## start SUPPLIED MATERIAL
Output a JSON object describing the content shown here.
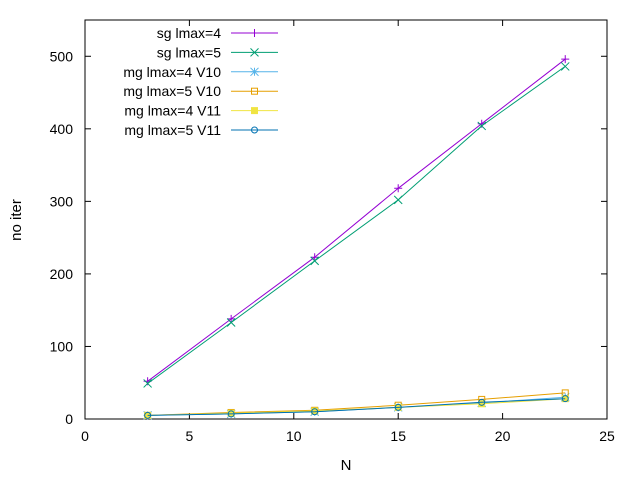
{
  "chart_data": {
    "type": "line",
    "title": "",
    "xlabel": "N",
    "ylabel": "no iter",
    "xlim": [
      0,
      25
    ],
    "ylim": [
      0,
      550
    ],
    "xticks": [
      0,
      5,
      10,
      15,
      20,
      25
    ],
    "yticks": [
      0,
      100,
      200,
      300,
      400,
      500
    ],
    "grid": false,
    "legend_position": "top-left",
    "x": [
      3,
      7,
      11,
      15,
      19,
      23
    ],
    "series": [
      {
        "name": "sg lmax=4",
        "color": "#9400d3",
        "marker": "plus",
        "values": [
          52,
          138,
          223,
          318,
          407,
          496
        ]
      },
      {
        "name": "sg lmax=5",
        "color": "#009e73",
        "marker": "cross",
        "values": [
          49,
          133,
          218,
          302,
          404,
          486
        ]
      },
      {
        "name": "mg lmax=4 V10",
        "color": "#56b4e9",
        "marker": "star",
        "values": [
          5,
          7,
          10,
          16,
          22,
          30
        ]
      },
      {
        "name": "mg lmax=5 V10",
        "color": "#e69f00",
        "marker": "box",
        "values": [
          5,
          9,
          12,
          19,
          27,
          36
        ]
      },
      {
        "name": "mg lmax=4 V11",
        "color": "#f0e442",
        "marker": "filledbox",
        "values": [
          5,
          8,
          11,
          16,
          21,
          28
        ]
      },
      {
        "name": "mg lmax=5 V11",
        "color": "#0072b2",
        "marker": "circle",
        "values": [
          5,
          7,
          10,
          16,
          23,
          28
        ]
      }
    ]
  }
}
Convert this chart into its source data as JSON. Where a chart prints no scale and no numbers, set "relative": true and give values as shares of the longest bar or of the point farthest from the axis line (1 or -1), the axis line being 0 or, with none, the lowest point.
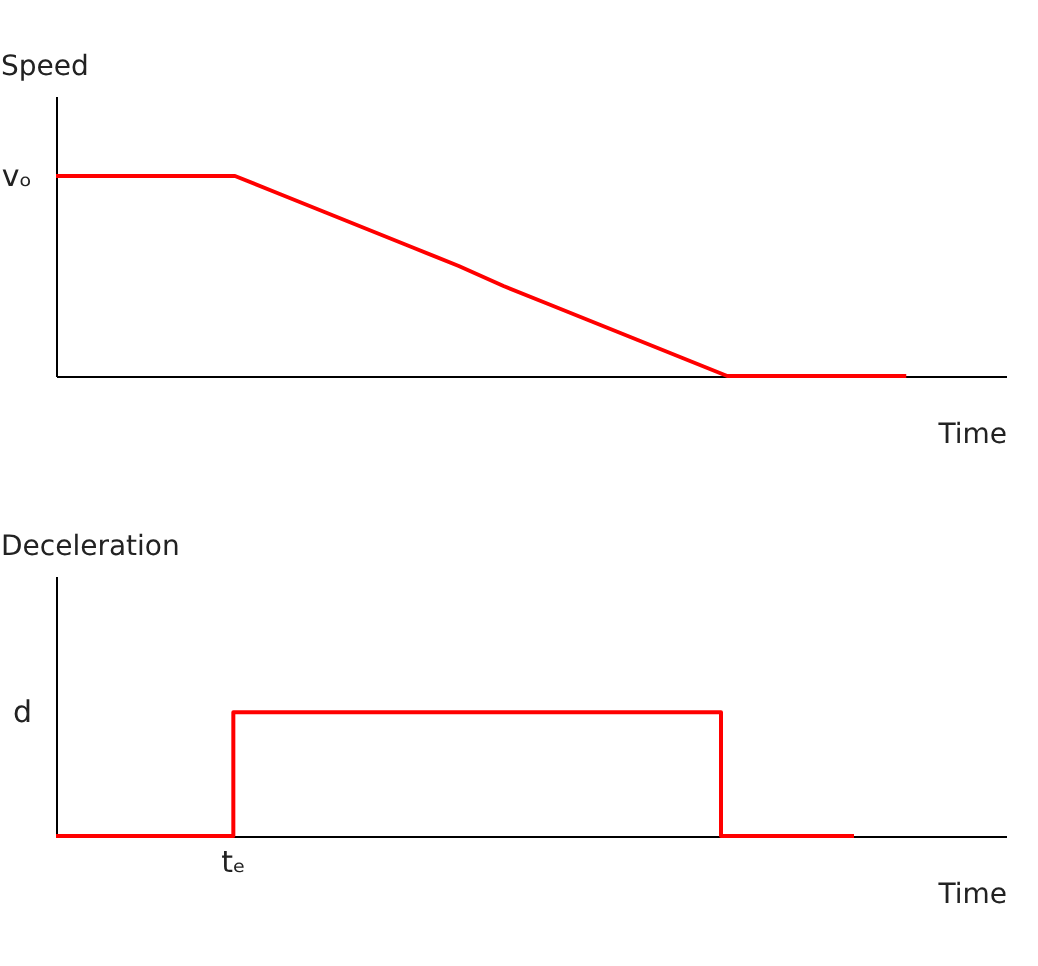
{
  "chart_data": [
    {
      "type": "line",
      "relative": true,
      "ylabel": "Speed",
      "xlabel": "Time",
      "categories": [
        null,
        null,
        null,
        null,
        null,
        null,
        null,
        null,
        null,
        null,
        null,
        null,
        null,
        null,
        null,
        null,
        null,
        null,
        null,
        null
      ],
      "series": [
        {
          "color": "#ff0000",
          "values": [
            1,
            1,
            1,
            1,
            1,
            0.91,
            0.82,
            0.73,
            0.64,
            0.55,
            0.45,
            0.36,
            0.27,
            0.18,
            0.09,
            0,
            0,
            0,
            0,
            0
          ]
        }
      ],
      "annotations": [
        "vₒ"
      ]
    },
    {
      "type": "step",
      "relative": true,
      "ylabel": "Deceleration",
      "xlabel": "Time",
      "categories": [
        null,
        null,
        null,
        null,
        null,
        null,
        null,
        null,
        null,
        null,
        null,
        null,
        null,
        null,
        null,
        null,
        null,
        null,
        null
      ],
      "series": [
        {
          "color": "#ff0000",
          "values": [
            0,
            0,
            0,
            0,
            1,
            1,
            1,
            1,
            1,
            1,
            1,
            1,
            1,
            1,
            1,
            0,
            0,
            0,
            0
          ]
        }
      ],
      "annotations": [
        "d",
        "tₑ"
      ]
    }
  ]
}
## end SUPPLIED MATERIAL
WHAT YOU SHOULD DO: Each record above must be returned exactly as written, with its pictures omitted.

TASK RESPONSE:
Output a JSON object describing the content shown here.
{
  "chart_data": {
    "type": "line",
    "title": "",
    "xlabel": "N",
    "ylabel": "no iter",
    "xlim": [
      0,
      25
    ],
    "ylim": [
      0,
      550
    ],
    "xticks": [
      0,
      5,
      10,
      15,
      20,
      25
    ],
    "yticks": [
      0,
      100,
      200,
      300,
      400,
      500
    ],
    "grid": false,
    "legend_position": "top-left",
    "x": [
      3,
      7,
      11,
      15,
      19,
      23
    ],
    "series": [
      {
        "name": "sg lmax=4",
        "color": "#9400d3",
        "marker": "plus",
        "values": [
          52,
          138,
          223,
          318,
          407,
          496
        ]
      },
      {
        "name": "sg lmax=5",
        "color": "#009e73",
        "marker": "cross",
        "values": [
          49,
          133,
          218,
          302,
          404,
          486
        ]
      },
      {
        "name": "mg lmax=4 V10",
        "color": "#56b4e9",
        "marker": "star",
        "values": [
          5,
          7,
          10,
          16,
          22,
          30
        ]
      },
      {
        "name": "mg lmax=5 V10",
        "color": "#e69f00",
        "marker": "box",
        "values": [
          5,
          9,
          12,
          19,
          27,
          36
        ]
      },
      {
        "name": "mg lmax=4 V11",
        "color": "#f0e442",
        "marker": "filledbox",
        "values": [
          5,
          8,
          11,
          16,
          21,
          28
        ]
      },
      {
        "name": "mg lmax=5 V11",
        "color": "#0072b2",
        "marker": "circle",
        "values": [
          5,
          7,
          10,
          16,
          23,
          28
        ]
      }
    ]
  }
}
Convert this chart into its source data as JSON. Where a chart prints no scale and no numbers, set "relative": true and give values as shares of the longest bar or of the point farthest from the axis line (1 or -1), the axis line being 0 or, with none, the lowest point.
{
  "chart_data": [
    {
      "type": "line",
      "relative": true,
      "ylabel": "Speed",
      "xlabel": "Time",
      "categories": [
        null,
        null,
        null,
        null,
        null,
        null,
        null,
        null,
        null,
        null,
        null,
        null,
        null,
        null,
        null,
        null,
        null,
        null,
        null,
        null
      ],
      "series": [
        {
          "color": "#ff0000",
          "values": [
            1,
            1,
            1,
            1,
            1,
            0.91,
            0.82,
            0.73,
            0.64,
            0.55,
            0.45,
            0.36,
            0.27,
            0.18,
            0.09,
            0,
            0,
            0,
            0,
            0
          ]
        }
      ],
      "annotations": [
        "vₒ"
      ]
    },
    {
      "type": "step",
      "relative": true,
      "ylabel": "Deceleration",
      "xlabel": "Time",
      "categories": [
        null,
        null,
        null,
        null,
        null,
        null,
        null,
        null,
        null,
        null,
        null,
        null,
        null,
        null,
        null,
        null,
        null,
        null,
        null
      ],
      "series": [
        {
          "color": "#ff0000",
          "values": [
            0,
            0,
            0,
            0,
            1,
            1,
            1,
            1,
            1,
            1,
            1,
            1,
            1,
            1,
            1,
            0,
            0,
            0,
            0
          ]
        }
      ],
      "annotations": [
        "d",
        "tₑ"
      ]
    }
  ]
}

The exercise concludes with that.